» Exercise brief
Beneath this sentence is a set of records; write each of them out exactly.

Dataset items
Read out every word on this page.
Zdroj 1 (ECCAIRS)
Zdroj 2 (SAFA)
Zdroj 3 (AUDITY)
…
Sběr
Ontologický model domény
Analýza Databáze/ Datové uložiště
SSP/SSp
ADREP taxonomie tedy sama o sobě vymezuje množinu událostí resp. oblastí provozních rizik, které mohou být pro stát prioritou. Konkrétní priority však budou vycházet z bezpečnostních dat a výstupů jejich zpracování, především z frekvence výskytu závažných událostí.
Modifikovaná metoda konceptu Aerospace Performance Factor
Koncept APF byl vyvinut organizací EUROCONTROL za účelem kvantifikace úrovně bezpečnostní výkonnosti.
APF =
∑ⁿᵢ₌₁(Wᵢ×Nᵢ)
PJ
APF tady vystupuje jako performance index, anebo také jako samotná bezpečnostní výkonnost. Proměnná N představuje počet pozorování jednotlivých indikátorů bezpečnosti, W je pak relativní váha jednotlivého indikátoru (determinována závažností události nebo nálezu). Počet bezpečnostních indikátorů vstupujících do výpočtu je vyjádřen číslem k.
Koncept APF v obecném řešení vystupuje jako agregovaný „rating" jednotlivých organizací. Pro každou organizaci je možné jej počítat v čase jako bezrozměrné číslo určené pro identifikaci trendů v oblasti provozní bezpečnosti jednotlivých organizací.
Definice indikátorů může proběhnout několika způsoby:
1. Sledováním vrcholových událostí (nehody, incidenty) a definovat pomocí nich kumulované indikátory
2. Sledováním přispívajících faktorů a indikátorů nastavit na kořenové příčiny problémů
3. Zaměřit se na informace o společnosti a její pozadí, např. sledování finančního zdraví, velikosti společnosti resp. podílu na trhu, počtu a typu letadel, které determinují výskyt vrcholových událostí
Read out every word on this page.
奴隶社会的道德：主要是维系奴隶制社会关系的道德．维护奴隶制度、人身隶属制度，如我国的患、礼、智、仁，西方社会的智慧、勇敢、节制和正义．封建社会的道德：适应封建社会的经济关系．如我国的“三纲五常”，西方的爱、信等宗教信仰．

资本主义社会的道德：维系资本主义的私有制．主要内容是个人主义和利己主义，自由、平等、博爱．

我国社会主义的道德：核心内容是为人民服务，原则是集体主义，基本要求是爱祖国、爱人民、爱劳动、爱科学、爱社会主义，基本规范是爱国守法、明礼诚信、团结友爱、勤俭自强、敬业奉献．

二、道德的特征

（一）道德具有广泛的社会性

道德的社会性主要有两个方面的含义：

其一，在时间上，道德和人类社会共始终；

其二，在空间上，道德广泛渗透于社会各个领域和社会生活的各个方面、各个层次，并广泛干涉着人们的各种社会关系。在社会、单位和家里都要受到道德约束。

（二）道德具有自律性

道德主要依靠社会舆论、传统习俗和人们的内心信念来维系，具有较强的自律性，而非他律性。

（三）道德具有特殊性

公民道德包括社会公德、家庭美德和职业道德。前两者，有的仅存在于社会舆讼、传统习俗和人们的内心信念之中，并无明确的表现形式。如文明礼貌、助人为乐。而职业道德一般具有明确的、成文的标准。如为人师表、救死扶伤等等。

» Answer in full
Read out every word on this page.
Zdroj 1 (ECCAIRS)
Zdroj 2 (SAFA)
Zdroj 3 (AUDITY)
…
Sběr
Ontologický model domény
Analýza Databáze/ Datové uložiště
SSP/SSp
ADREP taxonomie tedy sama o sobě vymezuje množinu událostí resp. oblastí provozních rizik, které mohou být pro stát prioritou. Konkrétní priority však budou vycházet z bezpečnostních dat a výstupů jejich zpracování, především z frekvence výskytu závažných událostí.
Modifikovaná metoda konceptu Aerospace Performance Factor
Koncept APF byl vyvinut organizací EUROCONTROL za účelem kvantifikace úrovně bezpečnostní výkonnosti.
APF =
∑ⁿᵢ₌₁(Wᵢ×Nᵢ)
PJ
APF tady vystupuje jako performance index, anebo také jako samotná bezpečnostní výkonnost. Proměnná N představuje počet pozorování jednotlivých indikátorů bezpečnosti, W je pak relativní váha jednotlivého indikátoru (determinována závažností události nebo nálezu). Počet bezpečnostních indikátorů vstupujících do výpočtu je vyjádřen číslem k.
Koncept APF v obecném řešení vystupuje jako agregovaný „rating" jednotlivých organizací. Pro každou organizaci je možné jej počítat v čase jako bezrozměrné číslo určené pro identifikaci trendů v oblasti provozní bezpečnosti jednotlivých organizací.
Definice indikátorů může proběhnout několika způsoby:
1. Sledováním vrcholových událostí (nehody, incidenty) a definovat pomocí nich kumulované indikátory
2. Sledováním přispívajících faktorů a indikátorů nastavit na kořenové příčiny problémů
3. Zaměřit se na informace o společnosti a její pozadí, např. sledování finančního zdraví, velikosti společnosti resp. podílu na trhu, počtu a typu letadel, které determinují výskyt vrcholových událostí
Read out every word on this page.
奴隶社会的道德：主要是维系奴隶制社会关系的道德．维护奴隶制度、人身隶属制度，如我国的患、礼、智、仁，西方社会的智慧、勇敢、节制和正义．封建社会的道德：适应封建社会的经济关系．如我国的“三纲五常”，西方的爱、信等宗教信仰．

资本主义社会的道德：维系资本主义的私有制．主要内容是个人主义和利己主义，自由、平等、博爱．

我国社会主义的道德：核心内容是为人民服务，原则是集体主义，基本要求是爱祖国、爱人民、爱劳动、爱科学、爱社会主义，基本规范是爱国守法、明礼诚信、团结友爱、勤俭自强、敬业奉献．

二、道德的特征

（一）道德具有广泛的社会性

道德的社会性主要有两个方面的含义：

其一，在时间上，道德和人类社会共始终；

其二，在空间上，道德广泛渗透于社会各个领域和社会生活的各个方面、各个层次，并广泛干涉着人们的各种社会关系。在社会、单位和家里都要受到道德约束。

（二）道德具有自律性

道德主要依靠社会舆论、传统习俗和人们的内心信念来维系，具有较强的自律性，而非他律性。

（三）道德具有特殊性

公民道德包括社会公德、家庭美德和职业道德。前两者，有的仅存在于社会舆讼、传统习俗和人们的内心信念之中，并无明确的表现形式。如文明礼貌、助人为乐。而职业道德一般具有明确的、成文的标准。如为人师表、救死扶伤等等。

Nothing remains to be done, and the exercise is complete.